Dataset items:
● ● ● ● ● ● ●

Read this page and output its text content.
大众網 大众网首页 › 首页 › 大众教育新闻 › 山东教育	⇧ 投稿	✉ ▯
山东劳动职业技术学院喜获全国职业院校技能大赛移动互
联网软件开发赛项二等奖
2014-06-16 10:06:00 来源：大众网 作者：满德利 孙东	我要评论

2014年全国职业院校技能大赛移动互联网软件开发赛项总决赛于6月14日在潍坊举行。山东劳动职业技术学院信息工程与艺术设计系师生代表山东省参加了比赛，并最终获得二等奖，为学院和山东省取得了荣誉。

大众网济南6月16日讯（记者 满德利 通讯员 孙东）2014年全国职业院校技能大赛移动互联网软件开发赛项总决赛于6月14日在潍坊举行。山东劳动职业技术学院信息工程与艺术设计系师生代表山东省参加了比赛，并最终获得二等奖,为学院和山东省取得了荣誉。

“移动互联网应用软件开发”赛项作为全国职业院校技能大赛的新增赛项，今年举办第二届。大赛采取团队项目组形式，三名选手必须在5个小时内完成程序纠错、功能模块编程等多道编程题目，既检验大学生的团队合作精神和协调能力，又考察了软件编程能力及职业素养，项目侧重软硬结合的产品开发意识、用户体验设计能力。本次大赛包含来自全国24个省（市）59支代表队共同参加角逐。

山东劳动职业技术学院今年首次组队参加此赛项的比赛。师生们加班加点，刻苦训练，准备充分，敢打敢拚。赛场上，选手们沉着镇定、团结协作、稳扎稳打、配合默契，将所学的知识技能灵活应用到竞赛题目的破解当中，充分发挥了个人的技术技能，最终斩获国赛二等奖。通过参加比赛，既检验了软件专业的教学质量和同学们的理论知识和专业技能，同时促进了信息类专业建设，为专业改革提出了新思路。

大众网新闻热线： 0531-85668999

● ● ● ● ● ● ●

What you are asked to do — Each line of the listing should be copied exactly.

Answer to the exercise —
Read this page and output its text content.
大众網 大众网首页 › 首页 › 大众教育新闻 › 山东教育	⇧ 投稿	✉ ▯
山东劳动职业技术学院喜获全国职业院校技能大赛移动互
联网软件开发赛项二等奖
2014-06-16 10:06:00 来源：大众网 作者：满德利 孙东	我要评论

2014年全国职业院校技能大赛移动互联网软件开发赛项总决赛于6月14日在潍坊举行。山东劳动职业技术学院信息工程与艺术设计系师生代表山东省参加了比赛，并最终获得二等奖，为学院和山东省取得了荣誉。

大众网济南6月16日讯（记者 满德利 通讯员 孙东）2014年全国职业院校技能大赛移动互联网软件开发赛项总决赛于6月14日在潍坊举行。山东劳动职业技术学院信息工程与艺术设计系师生代表山东省参加了比赛，并最终获得二等奖,为学院和山东省取得了荣誉。

“移动互联网应用软件开发”赛项作为全国职业院校技能大赛的新增赛项，今年举办第二届。大赛采取团队项目组形式，三名选手必须在5个小时内完成程序纠错、功能模块编程等多道编程题目，既检验大学生的团队合作精神和协调能力，又考察了软件编程能力及职业素养，项目侧重软硬结合的产品开发意识、用户体验设计能力。本次大赛包含来自全国24个省（市）59支代表队共同参加角逐。

山东劳动职业技术学院今年首次组队参加此赛项的比赛。师生们加班加点，刻苦训练，准备充分，敢打敢拚。赛场上，选手们沉着镇定、团结协作、稳扎稳打、配合默契，将所学的知识技能灵活应用到竞赛题目的破解当中，充分发挥了个人的技术技能，最终斩获国赛二等奖。通过参加比赛，既检验了软件专业的教学质量和同学们的理论知识和专业技能，同时促进了信息类专业建设，为专业改革提出了新思路。

大众网新闻热线： 0531-85668999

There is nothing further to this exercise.